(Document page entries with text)
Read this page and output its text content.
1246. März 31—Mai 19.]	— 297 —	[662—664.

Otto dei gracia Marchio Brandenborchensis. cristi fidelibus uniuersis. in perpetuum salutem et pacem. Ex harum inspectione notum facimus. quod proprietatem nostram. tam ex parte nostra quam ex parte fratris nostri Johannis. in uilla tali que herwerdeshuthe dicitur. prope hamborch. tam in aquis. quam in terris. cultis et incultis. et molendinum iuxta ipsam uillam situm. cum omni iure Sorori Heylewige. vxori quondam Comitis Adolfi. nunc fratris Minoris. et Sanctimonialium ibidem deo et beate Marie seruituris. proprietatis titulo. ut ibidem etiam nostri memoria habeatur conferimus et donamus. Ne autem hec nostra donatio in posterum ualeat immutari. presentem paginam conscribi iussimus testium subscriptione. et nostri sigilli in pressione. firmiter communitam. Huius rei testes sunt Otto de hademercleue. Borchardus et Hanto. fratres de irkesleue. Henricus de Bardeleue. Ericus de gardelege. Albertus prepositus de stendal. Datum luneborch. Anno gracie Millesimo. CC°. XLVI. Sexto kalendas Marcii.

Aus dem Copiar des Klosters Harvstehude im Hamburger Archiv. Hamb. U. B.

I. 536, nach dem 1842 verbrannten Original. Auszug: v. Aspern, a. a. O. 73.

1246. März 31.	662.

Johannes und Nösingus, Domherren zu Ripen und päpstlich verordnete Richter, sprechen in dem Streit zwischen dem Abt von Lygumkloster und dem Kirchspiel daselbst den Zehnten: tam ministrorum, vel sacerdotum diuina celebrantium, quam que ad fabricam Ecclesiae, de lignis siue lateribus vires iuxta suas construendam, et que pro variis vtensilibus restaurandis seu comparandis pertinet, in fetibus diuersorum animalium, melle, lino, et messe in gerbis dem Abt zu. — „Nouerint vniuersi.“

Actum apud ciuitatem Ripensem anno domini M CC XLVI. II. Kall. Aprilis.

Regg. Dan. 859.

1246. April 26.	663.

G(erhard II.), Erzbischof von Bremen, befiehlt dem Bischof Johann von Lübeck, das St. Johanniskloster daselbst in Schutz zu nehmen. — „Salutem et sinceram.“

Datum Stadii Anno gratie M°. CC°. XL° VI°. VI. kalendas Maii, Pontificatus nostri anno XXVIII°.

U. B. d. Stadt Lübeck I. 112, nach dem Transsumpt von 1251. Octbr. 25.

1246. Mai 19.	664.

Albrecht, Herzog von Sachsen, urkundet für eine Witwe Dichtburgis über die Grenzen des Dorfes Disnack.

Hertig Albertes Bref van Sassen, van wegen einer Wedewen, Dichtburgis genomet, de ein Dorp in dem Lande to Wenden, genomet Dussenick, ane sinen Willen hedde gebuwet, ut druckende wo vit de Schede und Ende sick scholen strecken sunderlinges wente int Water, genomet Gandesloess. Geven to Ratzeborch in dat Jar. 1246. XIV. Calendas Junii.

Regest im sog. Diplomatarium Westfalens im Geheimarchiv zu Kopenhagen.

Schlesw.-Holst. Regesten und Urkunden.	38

# What the task asks
Output each line of the records above exactly.

# Final answer
Read this page and output its text content.
1246. März 31—Mai 19.]	— 297 —	[662—664.

Otto dei gracia Marchio Brandenborchensis. cristi fidelibus uniuersis. in perpetuum salutem et pacem. Ex harum inspectione notum facimus. quod proprietatem nostram. tam ex parte nostra quam ex parte fratris nostri Johannis. in uilla tali que herwerdeshuthe dicitur. prope hamborch. tam in aquis. quam in terris. cultis et incultis. et molendinum iuxta ipsam uillam situm. cum omni iure Sorori Heylewige. vxori quondam Comitis Adolfi. nunc fratris Minoris. et Sanctimonialium ibidem deo et beate Marie seruituris. proprietatis titulo. ut ibidem etiam nostri memoria habeatur conferimus et donamus. Ne autem hec nostra donatio in posterum ualeat immutari. presentem paginam conscribi iussimus testium subscriptione. et nostri sigilli in pressione. firmiter communitam. Huius rei testes sunt Otto de hademercleue. Borchardus et Hanto. fratres de irkesleue. Henricus de Bardeleue. Ericus de gardelege. Albertus prepositus de stendal. Datum luneborch. Anno gracie Millesimo. CC°. XLVI. Sexto kalendas Marcii.

Aus dem Copiar des Klosters Harvstehude im Hamburger Archiv. Hamb. U. B.

I. 536, nach dem 1842 verbrannten Original. Auszug: v. Aspern, a. a. O. 73.

1246. März 31.	662.

Johannes und Nösingus, Domherren zu Ripen und päpstlich verordnete Richter, sprechen in dem Streit zwischen dem Abt von Lygumkloster und dem Kirchspiel daselbst den Zehnten: tam ministrorum, vel sacerdotum diuina celebrantium, quam que ad fabricam Ecclesiae, de lignis siue lateribus vires iuxta suas construendam, et que pro variis vtensilibus restaurandis seu comparandis pertinet, in fetibus diuersorum animalium, melle, lino, et messe in gerbis dem Abt zu. — „Nouerint vniuersi.“

Actum apud ciuitatem Ripensem anno domini M CC XLVI. II. Kall. Aprilis.

Regg. Dan. 859.

1246. April 26.	663.

G(erhard II.), Erzbischof von Bremen, befiehlt dem Bischof Johann von Lübeck, das St. Johanniskloster daselbst in Schutz zu nehmen. — „Salutem et sinceram.“

Datum Stadii Anno gratie M°. CC°. XL° VI°. VI. kalendas Maii, Pontificatus nostri anno XXVIII°.

U. B. d. Stadt Lübeck I. 112, nach dem Transsumpt von 1251. Octbr. 25.

1246. Mai 19.	664.

Albrecht, Herzog von Sachsen, urkundet für eine Witwe Dichtburgis über die Grenzen des Dorfes Disnack.

Hertig Albertes Bref van Sassen, van wegen einer Wedewen, Dichtburgis genomet, de ein Dorp in dem Lande to Wenden, genomet Dussenick, ane sinen Willen hedde gebuwet, ut druckende wo vit de Schede und Ende sick scholen strecken sunderlinges wente int Water, genomet Gandesloess. Geven to Ratzeborch in dat Jar. 1246. XIV. Calendas Junii.

Regest im sog. Diplomatarium Westfalens im Geheimarchiv zu Kopenhagen.

Schlesw.-Holst. Regesten und Urkunden.	38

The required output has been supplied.